* [SET EXERCISE]: Images are excluded; otherwise, output every record exactly.
BEGIN RECORDS SUPPLIED
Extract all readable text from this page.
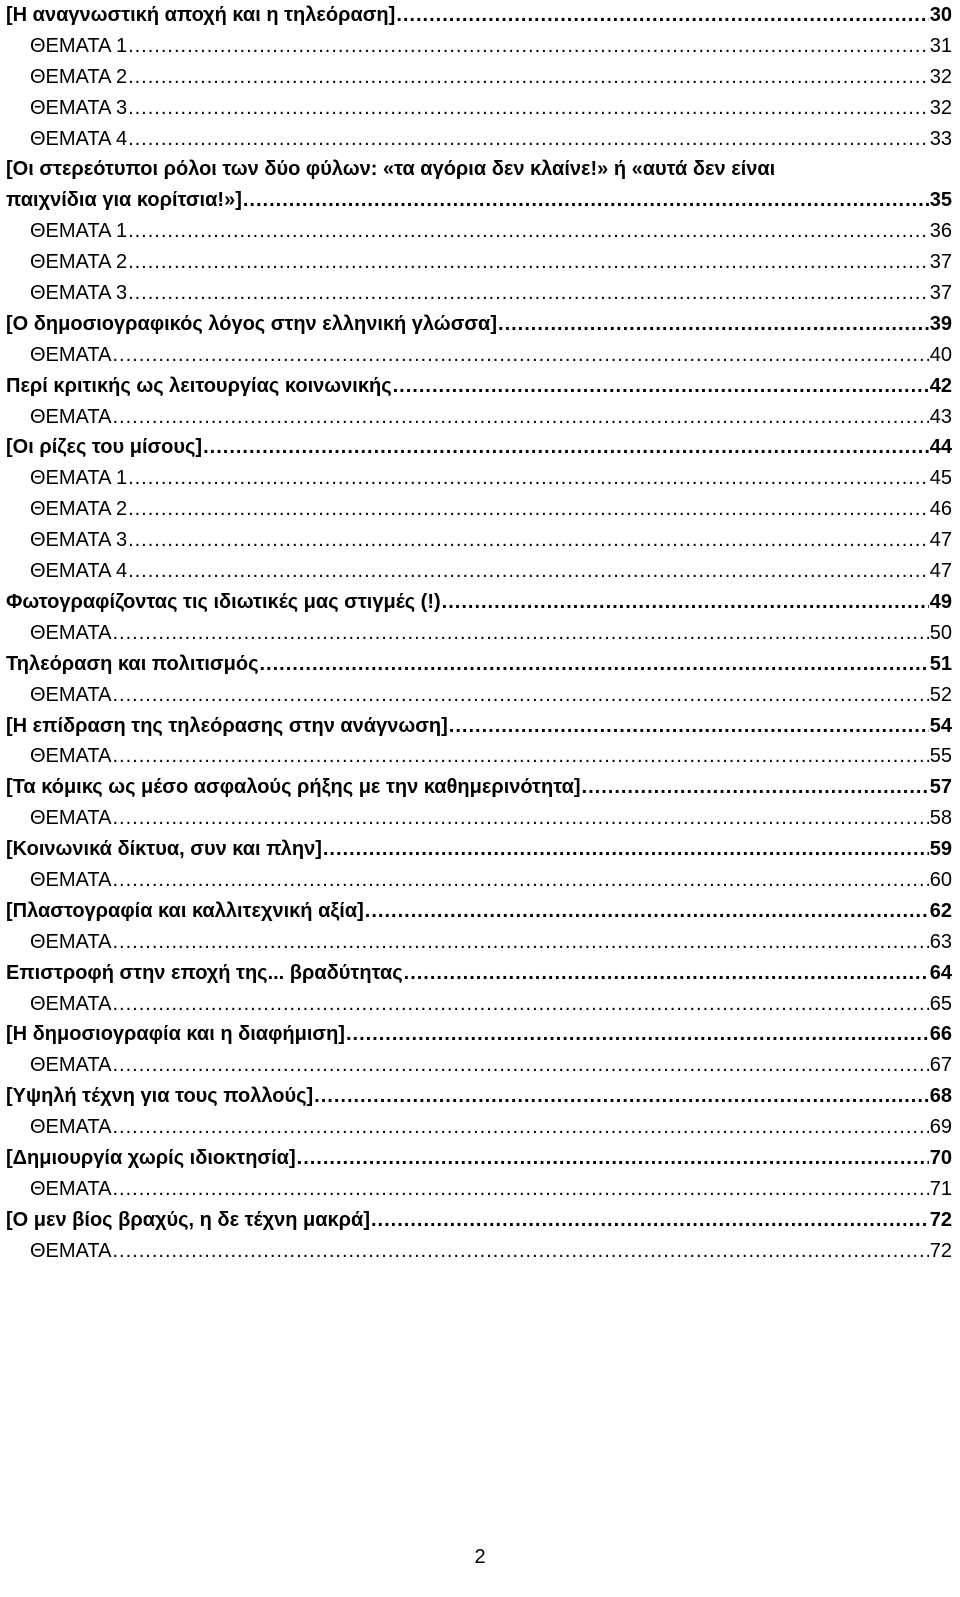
[Η αναγνωστική αποχή και η τηλεόραση] .....	30
ΘΕΜΑΤΑ 1 .....	31
ΘΕΜΑΤΑ 2 .....	32
ΘΕΜΑΤΑ 3 .....	32
ΘΕΜΑΤΑ 4 .....	33
[Οι στερεότυποι ρόλοι των δύο φύλων: «τα αγόρια δεν κλαίνε!» ή «αυτά δεν είναι
παιχνίδια για κορίτσια!»] .....	35
ΘΕΜΑΤΑ 1 .....	36
ΘΕΜΑΤΑ 2 .....	37
ΘΕΜΑΤΑ 3 .....	37
[Ο δημοσιογραφικός λόγος στην ελληνική γλώσσα] .....	39
ΘΕΜΑΤΑ .....	40
Περί κριτικής ως λειτουργίας κοινωνικής .....	42
ΘΕΜΑΤΑ .....	43
[Οι ρίζες του μίσους] .....	44
ΘΕΜΑΤΑ 1 .....	45
ΘΕΜΑΤΑ 2 .....	46
ΘΕΜΑΤΑ 3 .....	47
ΘΕΜΑΤΑ 4 .....	47
Φωτογραφίζοντας τις ιδιωτικές μας στιγμές (!) .....	49
ΘΕΜΑΤΑ .....	50
Τηλεόραση και πολιτισμός .....	51
ΘΕΜΑΤΑ .....	52
[Η επίδραση της τηλεόρασης στην ανάγνωση] .....	54
ΘΕΜΑΤΑ .....	55
[Τα κόμικς ως μέσο ασφαλούς ρήξης με την καθημερινότητα] .....	57
ΘΕΜΑΤΑ .....	58
[Κοινωνικά δίκτυα, συν και πλην] .....	59
ΘΕΜΑΤΑ .....	60
[Πλαστογραφία και καλλιτεχνική αξία] .....	62
ΘΕΜΑΤΑ .....	63
Επιστροφή στην εποχή της... βραδύτητας .....	64
ΘΕΜΑΤΑ .....	65
[Η δημοσιογραφία και η διαφήμιση] .....	66
ΘΕΜΑΤΑ .....	67
[Υψηλή τέχνη για τους πολλούς] .....	68
ΘΕΜΑΤΑ .....	69
[Δημιουργία χωρίς ιδιοκτησία] .....	70
ΘΕΜΑΤΑ .....	71
[Ο μεν βίος βραχύς, η δε τέχνη μακρά] .....	72
ΘΕΜΑΤΑ .....	72
2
END RECORDS SUPPLIED
* [RESULT BELOW]:
Extract all readable text from this page.
[Η αναγνωστική αποχή και η τηλεόραση] .....	30
ΘΕΜΑΤΑ 1 .....	31
ΘΕΜΑΤΑ 2 .....	32
ΘΕΜΑΤΑ 3 .....	32
ΘΕΜΑΤΑ 4 .....	33
[Οι στερεότυποι ρόλοι των δύο φύλων: «τα αγόρια δεν κλαίνε!» ή «αυτά δεν είναι
παιχνίδια για κορίτσια!»] .....	35
ΘΕΜΑΤΑ 1 .....	36
ΘΕΜΑΤΑ 2 .....	37
ΘΕΜΑΤΑ 3 .....	37
[Ο δημοσιογραφικός λόγος στην ελληνική γλώσσα] .....	39
ΘΕΜΑΤΑ .....	40
Περί κριτικής ως λειτουργίας κοινωνικής .....	42
ΘΕΜΑΤΑ .....	43
[Οι ρίζες του μίσους] .....	44
ΘΕΜΑΤΑ 1 .....	45
ΘΕΜΑΤΑ 2 .....	46
ΘΕΜΑΤΑ 3 .....	47
ΘΕΜΑΤΑ 4 .....	47
Φωτογραφίζοντας τις ιδιωτικές μας στιγμές (!) .....	49
ΘΕΜΑΤΑ .....	50
Τηλεόραση και πολιτισμός .....	51
ΘΕΜΑΤΑ .....	52
[Η επίδραση της τηλεόρασης στην ανάγνωση] .....	54
ΘΕΜΑΤΑ .....	55
[Τα κόμικς ως μέσο ασφαλούς ρήξης με την καθημερινότητα] .....	57
ΘΕΜΑΤΑ .....	58
[Κοινωνικά δίκτυα, συν και πλην] .....	59
ΘΕΜΑΤΑ .....	60
[Πλαστογραφία και καλλιτεχνική αξία] .....	62
ΘΕΜΑΤΑ .....	63
Επιστροφή στην εποχή της... βραδύτητας .....	64
ΘΕΜΑΤΑ .....	65
[Η δημοσιογραφία και η διαφήμιση] .....	66
ΘΕΜΑΤΑ .....	67
[Υψηλή τέχνη για τους πολλούς] .....	68
ΘΕΜΑΤΑ .....	69
[Δημιουργία χωρίς ιδιοκτησία] .....	70
ΘΕΜΑΤΑ .....	71
[Ο μεν βίος βραχύς, η δε τέχνη μακρά] .....	72
ΘΕΜΑΤΑ .....	72
2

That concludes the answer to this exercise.